(Stored records)
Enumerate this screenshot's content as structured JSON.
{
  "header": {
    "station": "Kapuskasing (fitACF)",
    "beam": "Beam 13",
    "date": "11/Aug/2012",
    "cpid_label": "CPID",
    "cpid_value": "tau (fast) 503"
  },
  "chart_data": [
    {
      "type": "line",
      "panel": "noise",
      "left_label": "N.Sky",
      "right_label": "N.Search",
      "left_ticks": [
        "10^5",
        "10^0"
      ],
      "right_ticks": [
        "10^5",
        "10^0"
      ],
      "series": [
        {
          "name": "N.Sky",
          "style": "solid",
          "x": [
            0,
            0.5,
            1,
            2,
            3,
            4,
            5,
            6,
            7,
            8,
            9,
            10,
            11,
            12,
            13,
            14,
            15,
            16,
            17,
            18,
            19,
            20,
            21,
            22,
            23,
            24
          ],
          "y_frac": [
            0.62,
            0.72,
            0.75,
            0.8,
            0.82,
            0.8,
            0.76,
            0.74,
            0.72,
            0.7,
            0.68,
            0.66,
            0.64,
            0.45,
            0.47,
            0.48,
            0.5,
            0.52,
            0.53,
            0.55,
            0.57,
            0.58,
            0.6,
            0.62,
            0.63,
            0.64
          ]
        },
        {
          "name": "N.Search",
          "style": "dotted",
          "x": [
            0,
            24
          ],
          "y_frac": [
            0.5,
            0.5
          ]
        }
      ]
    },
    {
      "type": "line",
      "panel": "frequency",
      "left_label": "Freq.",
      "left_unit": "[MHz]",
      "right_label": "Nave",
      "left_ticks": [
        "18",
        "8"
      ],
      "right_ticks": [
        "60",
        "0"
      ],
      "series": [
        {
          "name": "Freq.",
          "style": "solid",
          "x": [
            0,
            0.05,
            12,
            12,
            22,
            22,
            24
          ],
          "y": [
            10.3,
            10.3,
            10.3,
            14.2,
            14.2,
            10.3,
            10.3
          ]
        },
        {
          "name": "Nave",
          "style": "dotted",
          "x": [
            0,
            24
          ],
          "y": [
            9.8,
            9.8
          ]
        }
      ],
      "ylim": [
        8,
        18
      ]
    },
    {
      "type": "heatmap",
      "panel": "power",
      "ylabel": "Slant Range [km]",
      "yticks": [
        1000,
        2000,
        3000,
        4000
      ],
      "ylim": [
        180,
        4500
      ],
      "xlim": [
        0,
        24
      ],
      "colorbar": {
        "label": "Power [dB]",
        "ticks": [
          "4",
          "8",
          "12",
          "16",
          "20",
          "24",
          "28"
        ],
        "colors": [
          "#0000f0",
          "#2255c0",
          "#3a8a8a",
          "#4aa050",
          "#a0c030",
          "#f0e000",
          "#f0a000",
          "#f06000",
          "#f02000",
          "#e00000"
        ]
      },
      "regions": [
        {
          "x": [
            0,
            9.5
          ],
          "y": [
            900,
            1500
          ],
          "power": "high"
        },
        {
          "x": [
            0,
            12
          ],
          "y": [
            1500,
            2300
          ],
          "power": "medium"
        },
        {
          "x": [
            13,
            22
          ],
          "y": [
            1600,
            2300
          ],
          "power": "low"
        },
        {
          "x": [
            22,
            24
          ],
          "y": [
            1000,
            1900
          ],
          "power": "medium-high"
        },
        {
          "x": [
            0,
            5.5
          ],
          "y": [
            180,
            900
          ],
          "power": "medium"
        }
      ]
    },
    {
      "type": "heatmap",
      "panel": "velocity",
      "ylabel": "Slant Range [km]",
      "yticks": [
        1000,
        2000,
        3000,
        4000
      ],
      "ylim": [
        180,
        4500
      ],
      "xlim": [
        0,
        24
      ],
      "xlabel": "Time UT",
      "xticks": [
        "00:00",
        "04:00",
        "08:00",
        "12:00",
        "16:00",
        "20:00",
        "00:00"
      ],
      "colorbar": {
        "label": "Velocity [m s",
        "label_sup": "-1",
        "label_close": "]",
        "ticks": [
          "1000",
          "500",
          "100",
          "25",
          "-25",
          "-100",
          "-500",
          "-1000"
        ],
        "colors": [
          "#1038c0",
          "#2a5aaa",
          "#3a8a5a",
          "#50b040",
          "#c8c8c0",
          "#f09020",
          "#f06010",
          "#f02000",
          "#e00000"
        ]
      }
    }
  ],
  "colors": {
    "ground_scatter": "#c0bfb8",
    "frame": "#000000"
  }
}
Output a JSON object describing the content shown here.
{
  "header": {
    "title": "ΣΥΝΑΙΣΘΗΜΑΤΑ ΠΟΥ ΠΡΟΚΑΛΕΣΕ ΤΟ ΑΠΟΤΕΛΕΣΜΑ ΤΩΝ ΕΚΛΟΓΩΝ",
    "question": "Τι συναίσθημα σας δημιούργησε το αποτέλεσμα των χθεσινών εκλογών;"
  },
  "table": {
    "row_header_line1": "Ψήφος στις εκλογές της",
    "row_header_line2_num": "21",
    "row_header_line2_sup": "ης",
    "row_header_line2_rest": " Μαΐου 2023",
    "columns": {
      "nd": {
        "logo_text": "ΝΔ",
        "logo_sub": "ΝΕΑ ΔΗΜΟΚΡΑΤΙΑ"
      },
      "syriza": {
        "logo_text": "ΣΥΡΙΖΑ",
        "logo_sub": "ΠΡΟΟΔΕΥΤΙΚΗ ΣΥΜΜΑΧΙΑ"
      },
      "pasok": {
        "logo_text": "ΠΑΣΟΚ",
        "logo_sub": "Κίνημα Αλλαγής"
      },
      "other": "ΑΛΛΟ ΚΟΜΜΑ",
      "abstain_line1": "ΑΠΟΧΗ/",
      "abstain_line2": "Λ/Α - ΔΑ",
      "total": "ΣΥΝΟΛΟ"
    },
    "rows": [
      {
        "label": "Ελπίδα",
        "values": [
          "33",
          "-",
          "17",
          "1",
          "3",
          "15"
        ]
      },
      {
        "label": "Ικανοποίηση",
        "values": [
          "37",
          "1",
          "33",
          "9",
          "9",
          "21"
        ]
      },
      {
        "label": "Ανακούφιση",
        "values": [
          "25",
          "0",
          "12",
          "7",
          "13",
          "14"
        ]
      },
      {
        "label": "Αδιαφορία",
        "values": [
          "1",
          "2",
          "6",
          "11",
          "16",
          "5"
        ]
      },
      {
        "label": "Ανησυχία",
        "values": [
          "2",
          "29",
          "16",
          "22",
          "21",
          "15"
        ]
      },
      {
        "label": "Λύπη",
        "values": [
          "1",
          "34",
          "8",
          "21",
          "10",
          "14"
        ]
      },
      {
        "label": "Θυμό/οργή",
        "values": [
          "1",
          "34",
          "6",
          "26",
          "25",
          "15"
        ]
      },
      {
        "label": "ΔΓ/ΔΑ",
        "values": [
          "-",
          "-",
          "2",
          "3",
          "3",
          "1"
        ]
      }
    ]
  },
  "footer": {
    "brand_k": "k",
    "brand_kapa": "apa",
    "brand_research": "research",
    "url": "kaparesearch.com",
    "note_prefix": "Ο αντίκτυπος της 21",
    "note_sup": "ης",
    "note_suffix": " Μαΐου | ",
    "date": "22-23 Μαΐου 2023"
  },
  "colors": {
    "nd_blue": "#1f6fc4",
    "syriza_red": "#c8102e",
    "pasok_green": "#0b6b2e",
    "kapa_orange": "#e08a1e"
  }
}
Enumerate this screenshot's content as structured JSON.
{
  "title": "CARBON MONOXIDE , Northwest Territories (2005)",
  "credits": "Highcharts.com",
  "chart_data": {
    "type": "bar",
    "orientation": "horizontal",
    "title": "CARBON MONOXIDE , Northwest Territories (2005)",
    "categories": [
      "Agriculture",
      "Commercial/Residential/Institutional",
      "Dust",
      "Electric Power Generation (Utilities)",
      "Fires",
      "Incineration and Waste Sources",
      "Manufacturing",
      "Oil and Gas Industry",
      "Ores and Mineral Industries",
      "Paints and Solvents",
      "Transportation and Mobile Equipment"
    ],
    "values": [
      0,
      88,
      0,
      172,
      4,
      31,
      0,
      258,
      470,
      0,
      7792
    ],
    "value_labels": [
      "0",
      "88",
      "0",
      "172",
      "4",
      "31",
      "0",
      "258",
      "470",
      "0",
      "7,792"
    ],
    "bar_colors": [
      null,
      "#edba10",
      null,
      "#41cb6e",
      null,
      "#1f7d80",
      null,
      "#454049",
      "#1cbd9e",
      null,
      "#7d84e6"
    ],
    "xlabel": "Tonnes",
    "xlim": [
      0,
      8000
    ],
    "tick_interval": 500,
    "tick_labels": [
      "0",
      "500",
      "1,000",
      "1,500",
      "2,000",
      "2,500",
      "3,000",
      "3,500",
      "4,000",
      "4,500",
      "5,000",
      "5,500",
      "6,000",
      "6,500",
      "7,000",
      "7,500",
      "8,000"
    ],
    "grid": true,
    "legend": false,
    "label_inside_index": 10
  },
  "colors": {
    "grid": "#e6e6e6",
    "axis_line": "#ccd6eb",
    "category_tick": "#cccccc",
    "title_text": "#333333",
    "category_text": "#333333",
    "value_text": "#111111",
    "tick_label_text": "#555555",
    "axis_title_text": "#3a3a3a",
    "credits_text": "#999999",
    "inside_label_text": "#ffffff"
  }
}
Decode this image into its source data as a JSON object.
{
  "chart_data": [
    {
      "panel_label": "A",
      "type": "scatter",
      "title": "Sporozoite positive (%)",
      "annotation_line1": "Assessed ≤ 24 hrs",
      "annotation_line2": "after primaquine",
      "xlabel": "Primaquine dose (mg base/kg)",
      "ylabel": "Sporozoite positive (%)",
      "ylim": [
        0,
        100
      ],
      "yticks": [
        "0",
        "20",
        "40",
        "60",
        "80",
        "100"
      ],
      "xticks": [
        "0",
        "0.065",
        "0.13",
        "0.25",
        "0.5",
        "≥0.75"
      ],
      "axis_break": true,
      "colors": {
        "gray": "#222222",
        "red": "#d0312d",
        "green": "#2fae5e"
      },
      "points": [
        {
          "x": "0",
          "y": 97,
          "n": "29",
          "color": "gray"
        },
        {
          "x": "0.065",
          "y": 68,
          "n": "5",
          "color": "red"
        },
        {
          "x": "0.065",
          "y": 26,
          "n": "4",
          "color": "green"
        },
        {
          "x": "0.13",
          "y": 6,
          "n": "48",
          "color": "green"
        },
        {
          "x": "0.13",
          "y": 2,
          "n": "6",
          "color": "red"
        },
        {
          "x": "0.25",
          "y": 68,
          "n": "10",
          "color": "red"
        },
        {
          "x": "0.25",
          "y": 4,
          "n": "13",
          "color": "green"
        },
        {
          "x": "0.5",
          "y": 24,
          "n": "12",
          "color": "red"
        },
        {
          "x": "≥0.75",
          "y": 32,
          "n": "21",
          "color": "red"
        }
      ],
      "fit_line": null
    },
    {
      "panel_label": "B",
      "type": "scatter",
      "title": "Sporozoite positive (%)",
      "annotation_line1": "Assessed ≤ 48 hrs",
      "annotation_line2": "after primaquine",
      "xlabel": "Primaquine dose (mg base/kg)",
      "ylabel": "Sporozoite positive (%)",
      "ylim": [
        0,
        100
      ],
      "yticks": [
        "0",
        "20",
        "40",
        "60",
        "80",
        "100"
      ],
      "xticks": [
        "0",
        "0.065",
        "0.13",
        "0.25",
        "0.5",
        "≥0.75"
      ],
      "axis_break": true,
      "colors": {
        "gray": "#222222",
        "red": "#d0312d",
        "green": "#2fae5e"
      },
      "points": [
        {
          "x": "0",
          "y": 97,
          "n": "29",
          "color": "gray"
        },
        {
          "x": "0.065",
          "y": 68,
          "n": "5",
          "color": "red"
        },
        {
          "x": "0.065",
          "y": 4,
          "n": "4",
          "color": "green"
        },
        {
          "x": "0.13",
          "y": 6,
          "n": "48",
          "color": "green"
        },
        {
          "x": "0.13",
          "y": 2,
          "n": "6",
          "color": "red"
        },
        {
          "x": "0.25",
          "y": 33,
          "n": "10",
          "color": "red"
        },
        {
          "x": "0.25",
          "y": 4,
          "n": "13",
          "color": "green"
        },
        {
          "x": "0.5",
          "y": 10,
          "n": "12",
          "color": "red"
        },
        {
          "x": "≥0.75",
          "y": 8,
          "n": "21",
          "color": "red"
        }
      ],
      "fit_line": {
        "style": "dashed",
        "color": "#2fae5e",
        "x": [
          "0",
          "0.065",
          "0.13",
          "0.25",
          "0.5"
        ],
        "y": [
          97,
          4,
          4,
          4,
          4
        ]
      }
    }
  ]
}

### Task details
Return all lines containing the word "Northwest".

### Output of the exercise
  "title": "CARBON MONOXIDE , Northwest Territories (2005)",
    "title": "CARBON MONOXIDE , Northwest Territories (2005)",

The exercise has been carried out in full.